--- Start of Exercise data ---
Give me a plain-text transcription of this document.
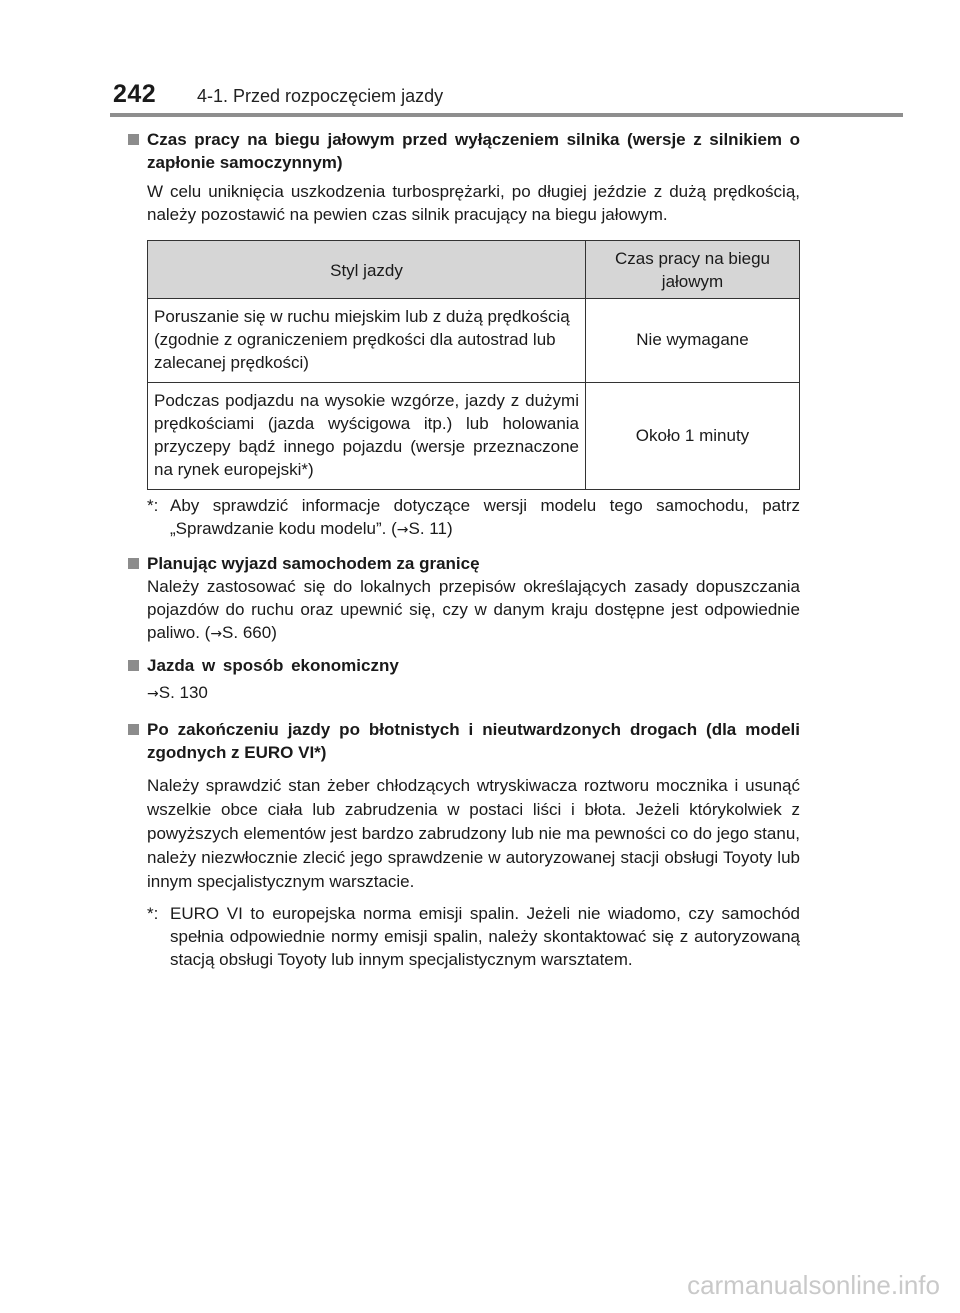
242 4-1. Przed rozpoczęciem jazdy
Czas pracy na biegu jałowym przed wyłączeniem silnika (wersje z silnikiem o zapłonie samoczynnym)
W celu uniknięcia uszkodzenia turbosprężarki, po długiej jeździe z dużą prędkością, należy pozostawić na pewien czas silnik pracujący na biegu jałowym.
Styl jazdy	Czas pracy na biegu jałowym
Poruszanie się w ruchu miejskim lub z dużą prędkością (zgodnie z ograniczeniem prędkości dla autostrad lub zalecanej prędkości)	Nie wymagane
Podczas podjazdu na wysokie wzgórze, jazdy z dużymi prędkościami (jazda wyścigowa itp.) lub holowania przyczepy bądź innego pojazdu (wersje przeznaczone na rynek europejski*)	Około 1 minuty
*: Aby sprawdzić informacje dotyczące wersji modelu tego samochodu, patrz „Sprawdzanie kodu modelu”. (→S. 11)
Planując wyjazd samochodem za granicę
Należy zastosować się do lokalnych przepisów określających zasady dopuszczania pojazdów do ruchu oraz upewnić się, czy w danym kraju dostępne jest odpowiednie paliwo. (→S. 660)
Jazda w sposób ekonomiczny
→S. 130
Po zakończeniu jazdy po błotnistych i nieutwardzonych drogach (dla modeli zgodnych z EURO VI*)
Należy sprawdzić stan żeber chłodzących wtryskiwacza roztworu mocznika i usunąć wszelkie obce ciała lub zabrudzenia w postaci liści i błota. Jeżeli którykolwiek z powyższych elementów jest bardzo zabrudzony lub nie ma pewności co do jego stanu, należy niezwłocznie zlecić jego sprawdzenie w autoryzowanej stacji obsługi Toyoty lub innym specjalistycznym warsztacie.
*: EURO VI to europejska norma emisji spalin. Jeżeli nie wiadomo, czy samochód spełnia odpowiednie normy emisji spalin, należy skontaktować się z autoryzowaną stacją obsługi Toyoty lub innym specjalistycznym warsztatem.
carmanualsonline.info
--- End of Exercise data ---
Goal: A number is the only answer here: how many lines of the material above contain "innym"?

Full answer: 2